**Record excerpts:**
══════

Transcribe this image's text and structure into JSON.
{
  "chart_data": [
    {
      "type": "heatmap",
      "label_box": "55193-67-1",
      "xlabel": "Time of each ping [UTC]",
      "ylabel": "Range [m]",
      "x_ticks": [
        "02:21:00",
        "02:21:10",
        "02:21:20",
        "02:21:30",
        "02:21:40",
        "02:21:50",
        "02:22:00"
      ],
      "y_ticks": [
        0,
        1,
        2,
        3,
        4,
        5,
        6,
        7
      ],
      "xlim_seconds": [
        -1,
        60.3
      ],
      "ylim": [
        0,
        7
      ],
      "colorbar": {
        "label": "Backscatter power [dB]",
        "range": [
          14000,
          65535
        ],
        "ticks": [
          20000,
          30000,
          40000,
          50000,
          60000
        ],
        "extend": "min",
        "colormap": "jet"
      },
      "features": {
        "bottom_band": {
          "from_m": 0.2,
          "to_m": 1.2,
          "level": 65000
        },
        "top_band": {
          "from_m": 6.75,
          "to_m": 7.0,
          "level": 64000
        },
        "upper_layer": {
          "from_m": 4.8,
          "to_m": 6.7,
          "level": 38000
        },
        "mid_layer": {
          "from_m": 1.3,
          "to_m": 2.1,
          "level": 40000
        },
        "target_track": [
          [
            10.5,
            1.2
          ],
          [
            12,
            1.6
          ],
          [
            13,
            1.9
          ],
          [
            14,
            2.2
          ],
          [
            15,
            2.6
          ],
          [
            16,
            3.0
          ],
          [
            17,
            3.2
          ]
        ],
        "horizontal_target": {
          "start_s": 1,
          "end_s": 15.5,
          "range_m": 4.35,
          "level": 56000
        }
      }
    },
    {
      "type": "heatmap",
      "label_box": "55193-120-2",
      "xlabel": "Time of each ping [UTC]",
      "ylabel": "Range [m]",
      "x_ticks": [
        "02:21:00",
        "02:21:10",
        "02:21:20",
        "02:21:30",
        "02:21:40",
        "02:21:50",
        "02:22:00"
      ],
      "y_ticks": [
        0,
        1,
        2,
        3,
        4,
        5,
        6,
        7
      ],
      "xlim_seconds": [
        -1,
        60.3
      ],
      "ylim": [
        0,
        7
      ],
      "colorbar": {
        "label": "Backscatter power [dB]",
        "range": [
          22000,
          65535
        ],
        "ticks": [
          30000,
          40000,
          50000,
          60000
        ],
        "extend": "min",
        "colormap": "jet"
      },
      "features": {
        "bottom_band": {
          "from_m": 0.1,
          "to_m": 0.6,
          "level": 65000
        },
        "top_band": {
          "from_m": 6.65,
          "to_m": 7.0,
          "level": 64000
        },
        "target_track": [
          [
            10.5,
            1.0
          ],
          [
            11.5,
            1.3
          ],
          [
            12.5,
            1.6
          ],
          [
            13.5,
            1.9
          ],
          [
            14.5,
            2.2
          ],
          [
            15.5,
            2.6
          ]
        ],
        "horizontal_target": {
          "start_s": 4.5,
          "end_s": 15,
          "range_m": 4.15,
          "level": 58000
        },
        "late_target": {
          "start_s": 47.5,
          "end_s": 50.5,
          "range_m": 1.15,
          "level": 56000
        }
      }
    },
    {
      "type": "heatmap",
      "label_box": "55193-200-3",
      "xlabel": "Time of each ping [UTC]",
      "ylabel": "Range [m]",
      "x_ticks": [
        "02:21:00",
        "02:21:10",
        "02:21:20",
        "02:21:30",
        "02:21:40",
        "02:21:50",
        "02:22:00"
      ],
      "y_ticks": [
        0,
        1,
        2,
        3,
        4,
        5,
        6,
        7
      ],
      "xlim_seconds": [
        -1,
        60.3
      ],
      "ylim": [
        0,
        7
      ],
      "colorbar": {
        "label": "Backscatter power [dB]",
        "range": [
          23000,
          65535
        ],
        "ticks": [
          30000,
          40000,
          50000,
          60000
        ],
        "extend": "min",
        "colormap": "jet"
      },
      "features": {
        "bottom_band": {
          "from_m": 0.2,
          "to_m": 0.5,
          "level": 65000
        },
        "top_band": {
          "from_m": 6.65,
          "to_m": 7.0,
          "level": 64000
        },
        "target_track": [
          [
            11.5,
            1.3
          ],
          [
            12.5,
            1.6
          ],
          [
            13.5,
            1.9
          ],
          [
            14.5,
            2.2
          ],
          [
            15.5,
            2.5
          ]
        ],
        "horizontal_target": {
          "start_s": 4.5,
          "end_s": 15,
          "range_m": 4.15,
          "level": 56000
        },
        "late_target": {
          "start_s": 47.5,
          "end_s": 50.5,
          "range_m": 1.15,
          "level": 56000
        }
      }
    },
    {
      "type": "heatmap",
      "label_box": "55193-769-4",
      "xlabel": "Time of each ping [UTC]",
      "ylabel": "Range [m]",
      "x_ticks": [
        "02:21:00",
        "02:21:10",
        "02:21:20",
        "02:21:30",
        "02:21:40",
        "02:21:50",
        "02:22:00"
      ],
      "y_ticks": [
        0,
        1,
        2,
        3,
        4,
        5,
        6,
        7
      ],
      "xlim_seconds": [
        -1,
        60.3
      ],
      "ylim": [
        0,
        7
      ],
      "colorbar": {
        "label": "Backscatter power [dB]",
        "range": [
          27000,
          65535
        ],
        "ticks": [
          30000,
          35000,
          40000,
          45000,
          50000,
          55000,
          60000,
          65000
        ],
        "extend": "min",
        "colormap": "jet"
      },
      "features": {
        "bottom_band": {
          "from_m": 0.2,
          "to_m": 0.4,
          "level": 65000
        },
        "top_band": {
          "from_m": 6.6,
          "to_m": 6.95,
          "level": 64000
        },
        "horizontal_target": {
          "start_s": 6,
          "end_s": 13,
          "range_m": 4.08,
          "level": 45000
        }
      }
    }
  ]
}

══════

**What this task involves:** Give the material above again, word for word.

**Completed exercise:**
Transcribe this image's text and structure into JSON.
{
  "chart_data": [
    {
      "type": "heatmap",
      "label_box": "55193-67-1",
      "xlabel": "Time of each ping [UTC]",
      "ylabel": "Range [m]",
      "x_ticks": [
        "02:21:00",
        "02:21:10",
        "02:21:20",
        "02:21:30",
        "02:21:40",
        "02:21:50",
        "02:22:00"
      ],
      "y_ticks": [
        0,
        1,
        2,
        3,
        4,
        5,
        6,
        7
      ],
      "xlim_seconds": [
        -1,
        60.3
      ],
      "ylim": [
        0,
        7
      ],
      "colorbar": {
        "label": "Backscatter power [dB]",
        "range": [
          14000,
          65535
        ],
        "ticks": [
          20000,
          30000,
          40000,
          50000,
          60000
        ],
        "extend": "min",
        "colormap": "jet"
      },
      "features": {
        "bottom_band": {
          "from_m": 0.2,
          "to_m": 1.2,
          "level": 65000
        },
        "top_band": {
          "from_m": 6.75,
          "to_m": 7.0,
          "level": 64000
        },
        "upper_layer": {
          "from_m": 4.8,
          "to_m": 6.7,
          "level": 38000
        },
        "mid_layer": {
          "from_m": 1.3,
          "to_m": 2.1,
          "level": 40000
        },
        "target_track": [
          [
            10.5,
            1.2
          ],
          [
            12,
            1.6
          ],
          [
            13,
            1.9
          ],
          [
            14,
            2.2
          ],
          [
            15,
            2.6
          ],
          [
            16,
            3.0
          ],
          [
            17,
            3.2
          ]
        ],
        "horizontal_target": {
          "start_s": 1,
          "end_s": 15.5,
          "range_m": 4.35,
          "level": 56000
        }
      }
    },
    {
      "type": "heatmap",
      "label_box": "55193-120-2",
      "xlabel": "Time of each ping [UTC]",
      "ylabel": "Range [m]",
      "x_ticks": [
        "02:21:00",
        "02:21:10",
        "02:21:20",
        "02:21:30",
        "02:21:40",
        "02:21:50",
        "02:22:00"
      ],
      "y_ticks": [
        0,
        1,
        2,
        3,
        4,
        5,
        6,
        7
      ],
      "xlim_seconds": [
        -1,
        60.3
      ],
      "ylim": [
        0,
        7
      ],
      "colorbar": {
        "label": "Backscatter power [dB]",
        "range": [
          22000,
          65535
        ],
        "ticks": [
          30000,
          40000,
          50000,
          60000
        ],
        "extend": "min",
        "colormap": "jet"
      },
      "features": {
        "bottom_band": {
          "from_m": 0.1,
          "to_m": 0.6,
          "level": 65000
        },
        "top_band": {
          "from_m": 6.65,
          "to_m": 7.0,
          "level": 64000
        },
        "target_track": [
          [
            10.5,
            1.0
          ],
          [
            11.5,
            1.3
          ],
          [
            12.5,
            1.6
          ],
          [
            13.5,
            1.9
          ],
          [
            14.5,
            2.2
          ],
          [
            15.5,
            2.6
          ]
        ],
        "horizontal_target": {
          "start_s": 4.5,
          "end_s": 15,
          "range_m": 4.15,
          "level": 58000
        },
        "late_target": {
          "start_s": 47.5,
          "end_s": 50.5,
          "range_m": 1.15,
          "level": 56000
        }
      }
    },
    {
      "type": "heatmap",
      "label_box": "55193-200-3",
      "xlabel": "Time of each ping [UTC]",
      "ylabel": "Range [m]",
      "x_ticks": [
        "02:21:00",
        "02:21:10",
        "02:21:20",
        "02:21:30",
        "02:21:40",
        "02:21:50",
        "02:22:00"
      ],
      "y_ticks": [
        0,
        1,
        2,
        3,
        4,
        5,
        6,
        7
      ],
      "xlim_seconds": [
        -1,
        60.3
      ],
      "ylim": [
        0,
        7
      ],
      "colorbar": {
        "label": "Backscatter power [dB]",
        "range": [
          23000,
          65535
        ],
        "ticks": [
          30000,
          40000,
          50000,
          60000
        ],
        "extend": "min",
        "colormap": "jet"
      },
      "features": {
        "bottom_band": {
          "from_m": 0.2,
          "to_m": 0.5,
          "level": 65000
        },
        "top_band": {
          "from_m": 6.65,
          "to_m": 7.0,
          "level": 64000
        },
        "target_track": [
          [
            11.5,
            1.3
          ],
          [
            12.5,
            1.6
          ],
          [
            13.5,
            1.9
          ],
          [
            14.5,
            2.2
          ],
          [
            15.5,
            2.5
          ]
        ],
        "horizontal_target": {
          "start_s": 4.5,
          "end_s": 15,
          "range_m": 4.15,
          "level": 56000
        },
        "late_target": {
          "start_s": 47.5,
          "end_s": 50.5,
          "range_m": 1.15,
          "level": 56000
        }
      }
    },
    {
      "type": "heatmap",
      "label_box": "55193-769-4",
      "xlabel": "Time of each ping [UTC]",
      "ylabel": "Range [m]",
      "x_ticks": [
        "02:21:00",
        "02:21:10",
        "02:21:20",
        "02:21:30",
        "02:21:40",
        "02:21:50",
        "02:22:00"
      ],
      "y_ticks": [
        0,
        1,
        2,
        3,
        4,
        5,
        6,
        7
      ],
      "xlim_seconds": [
        -1,
        60.3
      ],
      "ylim": [
        0,
        7
      ],
      "colorbar": {
        "label": "Backscatter power [dB]",
        "range": [
          27000,
          65535
        ],
        "ticks": [
          30000,
          35000,
          40000,
          45000,
          50000,
          55000,
          60000,
          65000
        ],
        "extend": "min",
        "colormap": "jet"
      },
      "features": {
        "bottom_band": {
          "from_m": 0.2,
          "to_m": 0.4,
          "level": 65000
        },
        "top_band": {
          "from_m": 6.6,
          "to_m": 6.95,
          "level": 64000
        },
        "horizontal_target": {
          "start_s": 6,
          "end_s": 13,
          "range_m": 4.08,
          "level": 45000
        }
      }
    }
  ]
}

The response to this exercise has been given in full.